Objective: Locate each line containing the string "rijden" and copy it out.

[Data excerpts]
+++++

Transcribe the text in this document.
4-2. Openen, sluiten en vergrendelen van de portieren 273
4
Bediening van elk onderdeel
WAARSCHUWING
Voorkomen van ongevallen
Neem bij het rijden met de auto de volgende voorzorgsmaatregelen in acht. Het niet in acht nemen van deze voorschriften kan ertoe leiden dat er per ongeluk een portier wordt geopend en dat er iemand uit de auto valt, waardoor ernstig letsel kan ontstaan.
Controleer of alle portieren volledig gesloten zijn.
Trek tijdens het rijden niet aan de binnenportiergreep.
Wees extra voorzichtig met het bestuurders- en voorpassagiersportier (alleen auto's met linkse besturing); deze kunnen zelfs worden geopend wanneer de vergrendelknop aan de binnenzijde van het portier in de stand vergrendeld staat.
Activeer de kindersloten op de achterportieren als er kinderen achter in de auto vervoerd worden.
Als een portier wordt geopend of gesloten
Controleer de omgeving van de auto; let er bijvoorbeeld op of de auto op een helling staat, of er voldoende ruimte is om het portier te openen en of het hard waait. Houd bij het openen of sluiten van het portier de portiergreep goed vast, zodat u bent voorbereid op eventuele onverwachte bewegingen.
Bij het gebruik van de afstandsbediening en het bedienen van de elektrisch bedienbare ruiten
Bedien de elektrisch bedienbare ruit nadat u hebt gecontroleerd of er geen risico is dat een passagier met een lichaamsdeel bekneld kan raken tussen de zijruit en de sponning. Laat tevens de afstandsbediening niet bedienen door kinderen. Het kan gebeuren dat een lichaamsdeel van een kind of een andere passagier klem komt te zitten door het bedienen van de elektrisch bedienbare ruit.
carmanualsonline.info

+++++

Solution:
Neem bij het rijden met de auto de volgende voorzorgsmaatregelen in acht. Het niet in acht nemen van deze voorschriften kan ertoe leiden dat er per ongeluk een portier wordt geopend en dat er iemand uit de auto valt, waardoor ernstig letsel kan ontstaan.
Trek tijdens het rijden niet aan de binnenportiergreep.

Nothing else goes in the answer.